Exercise materials ->
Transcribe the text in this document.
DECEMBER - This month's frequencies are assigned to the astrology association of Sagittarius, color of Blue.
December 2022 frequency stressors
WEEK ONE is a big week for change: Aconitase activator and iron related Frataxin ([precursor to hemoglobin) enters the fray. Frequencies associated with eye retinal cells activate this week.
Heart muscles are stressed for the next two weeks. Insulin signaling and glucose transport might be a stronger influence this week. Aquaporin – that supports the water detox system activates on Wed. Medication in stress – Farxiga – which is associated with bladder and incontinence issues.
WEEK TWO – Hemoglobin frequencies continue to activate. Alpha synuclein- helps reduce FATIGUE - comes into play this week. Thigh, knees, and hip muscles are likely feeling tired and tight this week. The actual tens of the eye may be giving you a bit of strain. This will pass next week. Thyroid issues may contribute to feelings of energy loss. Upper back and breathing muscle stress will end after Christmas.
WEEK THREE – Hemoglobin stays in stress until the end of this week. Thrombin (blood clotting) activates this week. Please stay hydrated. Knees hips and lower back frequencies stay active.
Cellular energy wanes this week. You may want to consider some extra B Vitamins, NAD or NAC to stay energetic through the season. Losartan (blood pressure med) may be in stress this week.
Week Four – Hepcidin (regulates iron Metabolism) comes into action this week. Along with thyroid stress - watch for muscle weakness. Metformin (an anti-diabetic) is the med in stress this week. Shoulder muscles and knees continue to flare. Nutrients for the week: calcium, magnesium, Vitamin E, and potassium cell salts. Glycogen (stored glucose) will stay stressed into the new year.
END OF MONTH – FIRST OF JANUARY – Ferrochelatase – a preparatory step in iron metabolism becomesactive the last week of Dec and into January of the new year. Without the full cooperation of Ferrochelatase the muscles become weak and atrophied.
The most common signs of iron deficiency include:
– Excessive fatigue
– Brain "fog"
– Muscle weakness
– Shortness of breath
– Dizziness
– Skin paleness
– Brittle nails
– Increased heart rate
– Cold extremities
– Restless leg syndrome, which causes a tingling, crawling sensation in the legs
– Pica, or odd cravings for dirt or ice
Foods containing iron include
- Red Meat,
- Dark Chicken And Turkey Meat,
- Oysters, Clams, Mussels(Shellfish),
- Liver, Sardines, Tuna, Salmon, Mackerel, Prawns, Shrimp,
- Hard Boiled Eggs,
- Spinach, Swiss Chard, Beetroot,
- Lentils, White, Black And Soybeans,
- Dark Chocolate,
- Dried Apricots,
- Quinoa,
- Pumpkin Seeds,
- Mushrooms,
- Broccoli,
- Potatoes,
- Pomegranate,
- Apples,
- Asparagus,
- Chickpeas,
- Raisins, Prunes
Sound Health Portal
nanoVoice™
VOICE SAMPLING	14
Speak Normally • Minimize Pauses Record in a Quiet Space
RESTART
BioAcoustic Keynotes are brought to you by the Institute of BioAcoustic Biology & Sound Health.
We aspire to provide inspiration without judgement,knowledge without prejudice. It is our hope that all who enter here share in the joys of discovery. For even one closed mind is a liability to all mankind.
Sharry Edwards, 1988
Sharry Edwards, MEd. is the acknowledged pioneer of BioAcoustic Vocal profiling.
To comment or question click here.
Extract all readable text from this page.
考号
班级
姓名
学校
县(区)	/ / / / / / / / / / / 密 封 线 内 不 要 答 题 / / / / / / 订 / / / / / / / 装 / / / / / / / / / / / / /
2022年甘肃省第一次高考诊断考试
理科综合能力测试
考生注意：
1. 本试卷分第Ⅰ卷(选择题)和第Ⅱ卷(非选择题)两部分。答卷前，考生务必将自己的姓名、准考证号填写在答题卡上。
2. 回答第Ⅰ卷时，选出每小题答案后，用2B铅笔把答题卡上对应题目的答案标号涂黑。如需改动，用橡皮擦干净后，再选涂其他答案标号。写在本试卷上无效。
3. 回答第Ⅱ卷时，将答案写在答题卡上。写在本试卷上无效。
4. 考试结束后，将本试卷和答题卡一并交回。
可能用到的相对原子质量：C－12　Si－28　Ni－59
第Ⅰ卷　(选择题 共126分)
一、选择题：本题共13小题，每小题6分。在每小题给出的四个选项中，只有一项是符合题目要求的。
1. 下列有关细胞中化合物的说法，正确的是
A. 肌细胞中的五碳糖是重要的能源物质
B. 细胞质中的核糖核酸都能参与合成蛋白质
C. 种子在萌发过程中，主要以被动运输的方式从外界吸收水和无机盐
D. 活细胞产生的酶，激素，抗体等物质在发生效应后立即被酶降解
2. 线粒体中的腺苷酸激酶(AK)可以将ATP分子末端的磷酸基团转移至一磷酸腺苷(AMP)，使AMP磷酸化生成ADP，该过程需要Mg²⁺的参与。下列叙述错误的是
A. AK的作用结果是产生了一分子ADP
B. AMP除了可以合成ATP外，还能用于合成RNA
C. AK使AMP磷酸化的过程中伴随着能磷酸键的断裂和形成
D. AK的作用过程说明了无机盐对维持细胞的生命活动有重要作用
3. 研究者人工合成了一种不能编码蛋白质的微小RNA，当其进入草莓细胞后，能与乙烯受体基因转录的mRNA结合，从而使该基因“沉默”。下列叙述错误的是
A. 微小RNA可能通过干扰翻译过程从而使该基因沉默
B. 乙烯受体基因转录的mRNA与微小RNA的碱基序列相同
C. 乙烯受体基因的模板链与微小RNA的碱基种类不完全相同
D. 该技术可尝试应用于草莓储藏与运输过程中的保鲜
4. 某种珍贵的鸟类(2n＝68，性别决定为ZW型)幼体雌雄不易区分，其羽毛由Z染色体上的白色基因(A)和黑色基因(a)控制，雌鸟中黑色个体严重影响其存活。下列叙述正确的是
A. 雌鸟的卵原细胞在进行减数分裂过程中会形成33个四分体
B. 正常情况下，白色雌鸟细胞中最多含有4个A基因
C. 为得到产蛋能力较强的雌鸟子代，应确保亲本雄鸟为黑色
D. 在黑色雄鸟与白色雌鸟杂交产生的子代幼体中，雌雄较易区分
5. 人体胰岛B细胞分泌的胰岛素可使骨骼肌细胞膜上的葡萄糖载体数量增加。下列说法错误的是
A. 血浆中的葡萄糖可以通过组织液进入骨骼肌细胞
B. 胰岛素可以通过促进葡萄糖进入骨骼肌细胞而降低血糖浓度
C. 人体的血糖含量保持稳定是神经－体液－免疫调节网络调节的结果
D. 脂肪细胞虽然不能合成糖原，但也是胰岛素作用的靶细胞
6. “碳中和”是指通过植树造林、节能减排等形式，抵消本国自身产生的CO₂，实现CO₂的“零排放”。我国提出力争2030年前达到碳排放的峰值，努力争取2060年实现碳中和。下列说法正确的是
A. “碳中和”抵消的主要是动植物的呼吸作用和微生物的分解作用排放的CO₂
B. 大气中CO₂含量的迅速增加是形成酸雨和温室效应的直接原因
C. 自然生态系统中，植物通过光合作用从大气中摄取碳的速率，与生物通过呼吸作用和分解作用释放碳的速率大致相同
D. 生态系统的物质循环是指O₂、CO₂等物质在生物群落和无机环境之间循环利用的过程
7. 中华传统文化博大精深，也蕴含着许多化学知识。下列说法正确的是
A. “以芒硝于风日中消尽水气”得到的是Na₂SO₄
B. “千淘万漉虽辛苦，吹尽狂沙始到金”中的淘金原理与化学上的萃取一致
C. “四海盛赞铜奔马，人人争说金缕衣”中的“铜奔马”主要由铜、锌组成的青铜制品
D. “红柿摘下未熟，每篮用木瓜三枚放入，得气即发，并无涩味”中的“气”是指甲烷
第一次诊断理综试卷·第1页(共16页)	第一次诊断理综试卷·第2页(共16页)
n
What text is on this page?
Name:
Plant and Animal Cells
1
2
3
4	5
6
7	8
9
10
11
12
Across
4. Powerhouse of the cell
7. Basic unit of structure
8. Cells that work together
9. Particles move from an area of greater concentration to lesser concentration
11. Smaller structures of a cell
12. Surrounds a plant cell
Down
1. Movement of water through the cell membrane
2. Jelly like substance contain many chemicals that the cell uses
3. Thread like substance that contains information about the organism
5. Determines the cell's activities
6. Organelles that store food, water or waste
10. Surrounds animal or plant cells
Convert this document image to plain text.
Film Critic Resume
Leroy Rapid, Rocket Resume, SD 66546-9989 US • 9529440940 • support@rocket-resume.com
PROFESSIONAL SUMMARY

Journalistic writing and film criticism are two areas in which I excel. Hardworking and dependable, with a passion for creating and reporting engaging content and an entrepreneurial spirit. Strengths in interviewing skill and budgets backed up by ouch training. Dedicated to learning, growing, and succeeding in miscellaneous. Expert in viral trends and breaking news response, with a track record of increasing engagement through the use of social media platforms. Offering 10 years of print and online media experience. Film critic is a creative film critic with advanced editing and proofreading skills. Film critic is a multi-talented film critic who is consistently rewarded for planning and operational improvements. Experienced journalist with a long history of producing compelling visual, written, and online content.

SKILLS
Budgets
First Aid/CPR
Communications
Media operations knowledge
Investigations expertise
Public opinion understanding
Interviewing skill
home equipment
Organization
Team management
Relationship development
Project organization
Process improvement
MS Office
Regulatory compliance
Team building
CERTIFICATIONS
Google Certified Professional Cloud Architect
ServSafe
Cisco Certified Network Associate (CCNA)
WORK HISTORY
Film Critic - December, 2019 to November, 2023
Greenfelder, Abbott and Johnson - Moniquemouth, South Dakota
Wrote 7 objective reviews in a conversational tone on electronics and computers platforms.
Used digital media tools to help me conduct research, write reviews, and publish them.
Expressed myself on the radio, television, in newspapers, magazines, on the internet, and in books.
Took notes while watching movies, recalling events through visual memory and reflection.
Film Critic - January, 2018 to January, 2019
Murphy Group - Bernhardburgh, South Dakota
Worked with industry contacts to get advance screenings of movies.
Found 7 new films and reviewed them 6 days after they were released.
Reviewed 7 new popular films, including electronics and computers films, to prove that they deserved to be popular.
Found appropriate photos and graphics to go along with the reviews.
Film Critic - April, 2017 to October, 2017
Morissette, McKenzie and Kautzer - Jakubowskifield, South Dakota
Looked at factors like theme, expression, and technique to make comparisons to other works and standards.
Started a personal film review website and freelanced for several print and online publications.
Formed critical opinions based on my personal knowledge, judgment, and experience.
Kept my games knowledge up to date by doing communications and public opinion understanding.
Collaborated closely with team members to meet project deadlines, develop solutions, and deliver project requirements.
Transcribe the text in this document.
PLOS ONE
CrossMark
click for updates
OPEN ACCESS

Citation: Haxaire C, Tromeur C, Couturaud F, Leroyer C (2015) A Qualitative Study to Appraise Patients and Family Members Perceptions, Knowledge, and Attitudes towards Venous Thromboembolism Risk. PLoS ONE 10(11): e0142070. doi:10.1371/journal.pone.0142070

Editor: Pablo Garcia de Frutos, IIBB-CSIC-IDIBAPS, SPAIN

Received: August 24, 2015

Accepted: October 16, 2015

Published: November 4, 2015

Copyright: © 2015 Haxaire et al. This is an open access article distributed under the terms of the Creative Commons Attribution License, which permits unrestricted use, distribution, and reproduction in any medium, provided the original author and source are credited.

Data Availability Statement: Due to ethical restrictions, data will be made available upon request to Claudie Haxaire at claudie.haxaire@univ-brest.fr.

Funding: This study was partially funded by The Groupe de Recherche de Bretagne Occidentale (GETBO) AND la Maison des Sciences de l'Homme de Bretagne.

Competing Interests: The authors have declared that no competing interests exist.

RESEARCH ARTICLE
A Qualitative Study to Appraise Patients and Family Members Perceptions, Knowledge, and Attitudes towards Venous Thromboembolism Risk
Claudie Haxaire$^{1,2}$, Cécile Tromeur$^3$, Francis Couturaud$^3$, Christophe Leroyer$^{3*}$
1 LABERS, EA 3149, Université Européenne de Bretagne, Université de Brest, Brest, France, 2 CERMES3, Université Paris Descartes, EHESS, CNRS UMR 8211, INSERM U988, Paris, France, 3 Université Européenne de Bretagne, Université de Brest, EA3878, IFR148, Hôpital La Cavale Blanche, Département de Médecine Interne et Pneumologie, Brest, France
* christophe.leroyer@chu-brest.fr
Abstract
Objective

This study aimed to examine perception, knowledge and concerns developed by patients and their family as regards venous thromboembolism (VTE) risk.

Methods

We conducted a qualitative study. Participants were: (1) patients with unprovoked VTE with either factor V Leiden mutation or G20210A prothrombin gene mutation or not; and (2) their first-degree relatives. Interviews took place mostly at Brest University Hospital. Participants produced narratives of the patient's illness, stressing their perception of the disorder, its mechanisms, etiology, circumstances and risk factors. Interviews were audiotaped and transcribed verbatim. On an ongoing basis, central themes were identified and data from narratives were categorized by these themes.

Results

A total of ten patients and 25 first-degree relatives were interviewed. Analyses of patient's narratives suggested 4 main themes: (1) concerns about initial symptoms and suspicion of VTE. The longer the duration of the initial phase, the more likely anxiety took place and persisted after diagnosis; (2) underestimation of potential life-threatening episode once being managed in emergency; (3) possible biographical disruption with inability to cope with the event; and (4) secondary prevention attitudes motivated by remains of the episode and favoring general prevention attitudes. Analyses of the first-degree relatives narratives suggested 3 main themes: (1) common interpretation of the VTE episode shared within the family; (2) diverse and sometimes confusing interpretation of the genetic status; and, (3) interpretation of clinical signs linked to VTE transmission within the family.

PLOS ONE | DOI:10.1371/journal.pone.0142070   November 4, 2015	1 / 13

To do ->
Scan the data above, find each line with "substance", and copy it.

Exercise result ->
2. Jelly like substance contain many chemicals that the cell uses
3. Thread like substance that contains information about the organism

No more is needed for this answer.